═════ SUPPLIED INFORMATION ═════
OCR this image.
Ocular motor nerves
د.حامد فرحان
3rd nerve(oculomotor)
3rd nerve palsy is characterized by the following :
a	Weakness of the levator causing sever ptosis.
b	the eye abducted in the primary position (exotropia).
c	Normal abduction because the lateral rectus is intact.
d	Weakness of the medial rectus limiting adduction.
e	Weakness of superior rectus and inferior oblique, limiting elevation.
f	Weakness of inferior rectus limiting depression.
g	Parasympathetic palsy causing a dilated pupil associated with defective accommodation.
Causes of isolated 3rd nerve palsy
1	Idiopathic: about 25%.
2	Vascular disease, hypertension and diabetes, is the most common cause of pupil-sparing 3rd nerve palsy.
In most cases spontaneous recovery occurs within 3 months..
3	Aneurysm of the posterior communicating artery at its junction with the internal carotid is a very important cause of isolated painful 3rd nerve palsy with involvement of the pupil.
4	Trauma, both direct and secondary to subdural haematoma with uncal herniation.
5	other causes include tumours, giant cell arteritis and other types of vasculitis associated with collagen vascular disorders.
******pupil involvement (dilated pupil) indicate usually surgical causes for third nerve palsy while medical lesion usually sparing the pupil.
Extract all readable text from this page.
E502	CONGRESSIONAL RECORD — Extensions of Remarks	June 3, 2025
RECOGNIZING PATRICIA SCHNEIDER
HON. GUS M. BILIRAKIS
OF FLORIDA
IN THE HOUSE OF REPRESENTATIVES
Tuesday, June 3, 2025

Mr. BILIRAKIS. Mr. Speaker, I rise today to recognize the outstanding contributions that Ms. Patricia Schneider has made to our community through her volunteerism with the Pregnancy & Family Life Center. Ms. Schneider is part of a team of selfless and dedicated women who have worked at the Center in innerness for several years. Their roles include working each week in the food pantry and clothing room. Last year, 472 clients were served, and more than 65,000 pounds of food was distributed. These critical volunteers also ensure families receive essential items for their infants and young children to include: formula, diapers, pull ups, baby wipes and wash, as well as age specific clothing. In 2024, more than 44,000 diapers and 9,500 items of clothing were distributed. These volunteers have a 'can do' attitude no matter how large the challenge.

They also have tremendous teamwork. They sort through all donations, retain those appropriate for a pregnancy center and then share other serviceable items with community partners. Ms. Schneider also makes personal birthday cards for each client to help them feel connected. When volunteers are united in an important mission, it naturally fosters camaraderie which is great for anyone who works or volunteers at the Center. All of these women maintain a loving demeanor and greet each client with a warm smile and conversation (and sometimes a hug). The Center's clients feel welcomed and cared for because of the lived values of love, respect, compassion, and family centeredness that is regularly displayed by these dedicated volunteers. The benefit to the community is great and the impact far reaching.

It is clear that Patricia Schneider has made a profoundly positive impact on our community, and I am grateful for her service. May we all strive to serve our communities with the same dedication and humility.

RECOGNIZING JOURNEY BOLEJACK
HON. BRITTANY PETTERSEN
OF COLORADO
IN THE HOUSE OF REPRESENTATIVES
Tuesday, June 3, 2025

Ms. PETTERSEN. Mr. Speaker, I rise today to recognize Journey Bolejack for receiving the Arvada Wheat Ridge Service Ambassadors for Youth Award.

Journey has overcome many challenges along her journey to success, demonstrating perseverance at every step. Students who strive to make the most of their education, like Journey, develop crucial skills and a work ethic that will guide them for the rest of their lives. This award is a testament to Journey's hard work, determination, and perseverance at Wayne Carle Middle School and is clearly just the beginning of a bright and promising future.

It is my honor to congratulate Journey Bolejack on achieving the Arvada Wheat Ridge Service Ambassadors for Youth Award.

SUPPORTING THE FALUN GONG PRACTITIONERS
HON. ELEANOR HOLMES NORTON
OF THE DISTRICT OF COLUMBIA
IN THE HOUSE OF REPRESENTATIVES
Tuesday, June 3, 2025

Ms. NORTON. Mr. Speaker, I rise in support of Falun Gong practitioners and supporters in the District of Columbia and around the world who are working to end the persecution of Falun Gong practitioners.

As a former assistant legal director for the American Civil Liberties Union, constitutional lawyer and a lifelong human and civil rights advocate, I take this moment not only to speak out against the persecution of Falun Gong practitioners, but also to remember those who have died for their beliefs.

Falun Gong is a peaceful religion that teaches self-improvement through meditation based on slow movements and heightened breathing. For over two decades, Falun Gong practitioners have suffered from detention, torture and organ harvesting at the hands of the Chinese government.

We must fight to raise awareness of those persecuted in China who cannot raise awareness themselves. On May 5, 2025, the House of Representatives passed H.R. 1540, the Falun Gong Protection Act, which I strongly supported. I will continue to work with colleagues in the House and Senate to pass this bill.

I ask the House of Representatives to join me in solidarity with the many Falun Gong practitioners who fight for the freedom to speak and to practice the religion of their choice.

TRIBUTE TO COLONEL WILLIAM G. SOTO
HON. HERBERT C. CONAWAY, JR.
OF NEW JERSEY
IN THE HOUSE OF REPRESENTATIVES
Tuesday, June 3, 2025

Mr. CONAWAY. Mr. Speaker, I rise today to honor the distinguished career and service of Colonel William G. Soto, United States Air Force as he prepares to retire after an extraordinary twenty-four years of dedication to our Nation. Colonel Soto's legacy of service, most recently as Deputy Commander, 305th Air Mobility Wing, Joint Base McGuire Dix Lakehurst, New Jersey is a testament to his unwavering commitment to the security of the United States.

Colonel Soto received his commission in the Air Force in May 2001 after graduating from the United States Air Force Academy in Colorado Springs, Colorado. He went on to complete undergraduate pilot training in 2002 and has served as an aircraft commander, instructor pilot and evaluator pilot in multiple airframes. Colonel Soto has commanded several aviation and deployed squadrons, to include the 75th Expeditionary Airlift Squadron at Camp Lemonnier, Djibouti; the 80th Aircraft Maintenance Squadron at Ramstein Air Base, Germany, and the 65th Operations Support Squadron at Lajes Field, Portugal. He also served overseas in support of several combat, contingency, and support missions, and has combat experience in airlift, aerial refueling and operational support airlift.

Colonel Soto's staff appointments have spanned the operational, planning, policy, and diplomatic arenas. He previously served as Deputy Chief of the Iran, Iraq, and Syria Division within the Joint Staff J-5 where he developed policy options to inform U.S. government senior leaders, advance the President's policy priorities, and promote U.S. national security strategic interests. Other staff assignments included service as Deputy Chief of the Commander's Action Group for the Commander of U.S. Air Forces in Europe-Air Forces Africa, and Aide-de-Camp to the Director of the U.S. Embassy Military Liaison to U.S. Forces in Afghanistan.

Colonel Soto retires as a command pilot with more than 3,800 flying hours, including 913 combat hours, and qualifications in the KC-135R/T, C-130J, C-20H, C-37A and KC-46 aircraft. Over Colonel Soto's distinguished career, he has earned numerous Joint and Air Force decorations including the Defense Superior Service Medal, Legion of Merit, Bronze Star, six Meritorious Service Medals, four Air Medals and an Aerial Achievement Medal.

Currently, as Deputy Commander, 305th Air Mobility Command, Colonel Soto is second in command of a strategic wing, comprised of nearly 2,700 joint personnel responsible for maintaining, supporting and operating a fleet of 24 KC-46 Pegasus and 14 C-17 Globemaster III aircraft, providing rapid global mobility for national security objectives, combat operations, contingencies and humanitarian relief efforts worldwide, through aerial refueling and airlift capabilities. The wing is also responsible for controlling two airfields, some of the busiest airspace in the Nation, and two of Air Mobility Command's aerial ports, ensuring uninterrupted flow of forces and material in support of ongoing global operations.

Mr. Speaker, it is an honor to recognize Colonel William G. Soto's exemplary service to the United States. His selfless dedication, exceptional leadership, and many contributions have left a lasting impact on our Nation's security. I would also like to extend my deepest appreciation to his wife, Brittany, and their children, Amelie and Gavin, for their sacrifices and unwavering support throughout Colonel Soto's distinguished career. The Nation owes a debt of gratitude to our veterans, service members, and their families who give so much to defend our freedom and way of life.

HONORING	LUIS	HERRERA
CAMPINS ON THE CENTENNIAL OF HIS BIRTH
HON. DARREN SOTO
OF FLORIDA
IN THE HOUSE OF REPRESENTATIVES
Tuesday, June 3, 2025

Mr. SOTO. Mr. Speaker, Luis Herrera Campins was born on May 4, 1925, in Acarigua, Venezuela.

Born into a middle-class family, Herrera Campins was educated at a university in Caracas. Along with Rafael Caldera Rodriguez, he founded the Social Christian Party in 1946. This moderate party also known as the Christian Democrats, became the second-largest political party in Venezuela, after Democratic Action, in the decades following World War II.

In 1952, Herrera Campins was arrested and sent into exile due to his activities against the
═════
YOUR INSTRUCTIONS:
Find the lines above that contain the word "isolated" and collect them.

OUTPUT BELOW:
Causes of isolated 3rd nerve palsy
3	Aneurysm of the posterior communicating artery at its junction with the internal carotid is a very important cause of isolated painful 3rd nerve palsy with involvement of the pupil.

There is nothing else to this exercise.